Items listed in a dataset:
[Begin]
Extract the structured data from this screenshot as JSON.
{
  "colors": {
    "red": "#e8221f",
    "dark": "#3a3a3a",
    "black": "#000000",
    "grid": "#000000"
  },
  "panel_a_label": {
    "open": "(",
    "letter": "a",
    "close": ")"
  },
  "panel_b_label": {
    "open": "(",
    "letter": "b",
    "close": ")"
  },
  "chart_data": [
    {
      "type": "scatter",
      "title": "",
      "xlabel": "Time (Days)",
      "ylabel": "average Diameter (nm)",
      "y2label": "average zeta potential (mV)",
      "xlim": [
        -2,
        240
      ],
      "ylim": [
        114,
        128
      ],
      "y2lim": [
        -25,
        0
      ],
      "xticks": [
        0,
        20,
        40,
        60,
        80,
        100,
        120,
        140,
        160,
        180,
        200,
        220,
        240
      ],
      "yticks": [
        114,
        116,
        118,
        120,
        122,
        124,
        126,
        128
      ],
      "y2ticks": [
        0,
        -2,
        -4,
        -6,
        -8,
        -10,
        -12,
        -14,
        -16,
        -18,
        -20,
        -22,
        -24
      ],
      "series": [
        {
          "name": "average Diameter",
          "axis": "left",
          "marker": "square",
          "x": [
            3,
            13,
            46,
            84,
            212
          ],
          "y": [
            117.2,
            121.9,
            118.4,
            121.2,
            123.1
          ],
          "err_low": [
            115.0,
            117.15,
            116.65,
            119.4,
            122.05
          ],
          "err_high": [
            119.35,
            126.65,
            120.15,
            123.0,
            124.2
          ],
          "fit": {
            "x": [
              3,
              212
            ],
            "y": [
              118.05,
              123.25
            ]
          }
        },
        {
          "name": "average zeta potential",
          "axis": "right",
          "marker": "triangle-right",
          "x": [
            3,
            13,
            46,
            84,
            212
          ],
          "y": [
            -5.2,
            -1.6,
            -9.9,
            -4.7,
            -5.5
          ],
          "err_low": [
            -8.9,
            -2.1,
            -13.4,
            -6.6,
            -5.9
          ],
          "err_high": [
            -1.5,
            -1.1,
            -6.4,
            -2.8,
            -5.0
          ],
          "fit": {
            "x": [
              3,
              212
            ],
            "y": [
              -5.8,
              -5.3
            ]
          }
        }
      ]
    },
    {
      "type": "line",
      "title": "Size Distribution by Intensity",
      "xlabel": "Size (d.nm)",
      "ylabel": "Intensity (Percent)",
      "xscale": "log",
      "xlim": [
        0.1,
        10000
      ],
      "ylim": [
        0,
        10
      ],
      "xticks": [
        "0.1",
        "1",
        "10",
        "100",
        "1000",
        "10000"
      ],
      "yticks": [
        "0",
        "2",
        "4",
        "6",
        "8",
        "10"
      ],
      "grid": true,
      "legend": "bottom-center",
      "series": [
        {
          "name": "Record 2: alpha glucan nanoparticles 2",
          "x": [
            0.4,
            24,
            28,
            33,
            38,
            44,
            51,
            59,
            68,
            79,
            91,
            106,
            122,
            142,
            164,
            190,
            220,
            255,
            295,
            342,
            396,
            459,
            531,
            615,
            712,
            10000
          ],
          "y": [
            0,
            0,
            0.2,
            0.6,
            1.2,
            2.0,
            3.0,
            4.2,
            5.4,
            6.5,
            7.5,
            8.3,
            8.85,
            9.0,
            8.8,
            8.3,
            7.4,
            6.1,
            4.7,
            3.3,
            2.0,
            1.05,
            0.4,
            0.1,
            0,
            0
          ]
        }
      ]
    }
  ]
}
[End]
The task – Using the listing above, please repeat every entry exactly.

Output for this task –
Extract the structured data from this screenshot as JSON.
{
  "colors": {
    "red": "#e8221f",
    "dark": "#3a3a3a",
    "black": "#000000",
    "grid": "#000000"
  },
  "panel_a_label": {
    "open": "(",
    "letter": "a",
    "close": ")"
  },
  "panel_b_label": {
    "open": "(",
    "letter": "b",
    "close": ")"
  },
  "chart_data": [
    {
      "type": "scatter",
      "title": "",
      "xlabel": "Time (Days)",
      "ylabel": "average Diameter (nm)",
      "y2label": "average zeta potential (mV)",
      "xlim": [
        -2,
        240
      ],
      "ylim": [
        114,
        128
      ],
      "y2lim": [
        -25,
        0
      ],
      "xticks": [
        0,
        20,
        40,
        60,
        80,
        100,
        120,
        140,
        160,
        180,
        200,
        220,
        240
      ],
      "yticks": [
        114,
        116,
        118,
        120,
        122,
        124,
        126,
        128
      ],
      "y2ticks": [
        0,
        -2,
        -4,
        -6,
        -8,
        -10,
        -12,
        -14,
        -16,
        -18,
        -20,
        -22,
        -24
      ],
      "series": [
        {
          "name": "average Diameter",
          "axis": "left",
          "marker": "square",
          "x": [
            3,
            13,
            46,
            84,
            212
          ],
          "y": [
            117.2,
            121.9,
            118.4,
            121.2,
            123.1
          ],
          "err_low": [
            115.0,
            117.15,
            116.65,
            119.4,
            122.05
          ],
          "err_high": [
            119.35,
            126.65,
            120.15,
            123.0,
            124.2
          ],
          "fit": {
            "x": [
              3,
              212
            ],
            "y": [
              118.05,
              123.25
            ]
          }
        },
        {
          "name": "average zeta potential",
          "axis": "right",
          "marker": "triangle-right",
          "x": [
            3,
            13,
            46,
            84,
            212
          ],
          "y": [
            -5.2,
            -1.6,
            -9.9,
            -4.7,
            -5.5
          ],
          "err_low": [
            -8.9,
            -2.1,
            -13.4,
            -6.6,
            -5.9
          ],
          "err_high": [
            -1.5,
            -1.1,
            -6.4,
            -2.8,
            -5.0
          ],
          "fit": {
            "x": [
              3,
              212
            ],
            "y": [
              -5.8,
              -5.3
            ]
          }
        }
      ]
    },
    {
      "type": "line",
      "title": "Size Distribution by Intensity",
      "xlabel": "Size (d.nm)",
      "ylabel": "Intensity (Percent)",
      "xscale": "log",
      "xlim": [
        0.1,
        10000
      ],
      "ylim": [
        0,
        10
      ],
      "xticks": [
        "0.1",
        "1",
        "10",
        "100",
        "1000",
        "10000"
      ],
      "yticks": [
        "0",
        "2",
        "4",
        "6",
        "8",
        "10"
      ],
      "grid": true,
      "legend": "bottom-center",
      "series": [
        {
          "name": "Record 2: alpha glucan nanoparticles 2",
          "x": [
            0.4,
            24,
            28,
            33,
            38,
            44,
            51,
            59,
            68,
            79,
            91,
            106,
            122,
            142,
            164,
            190,
            220,
            255,
            295,
            342,
            396,
            459,
            531,
            615,
            712,
            10000
          ],
          "y": [
            0,
            0,
            0.2,
            0.6,
            1.2,
            2.0,
            3.0,
            4.2,
            5.4,
            6.5,
            7.5,
            8.3,
            8.85,
            9.0,
            8.8,
            8.3,
            7.4,
            6.1,
            4.7,
            3.3,
            2.0,
            1.05,
            0.4,
            0.1,
            0,
            0
          ]
        }
      ]
    }
  ]
}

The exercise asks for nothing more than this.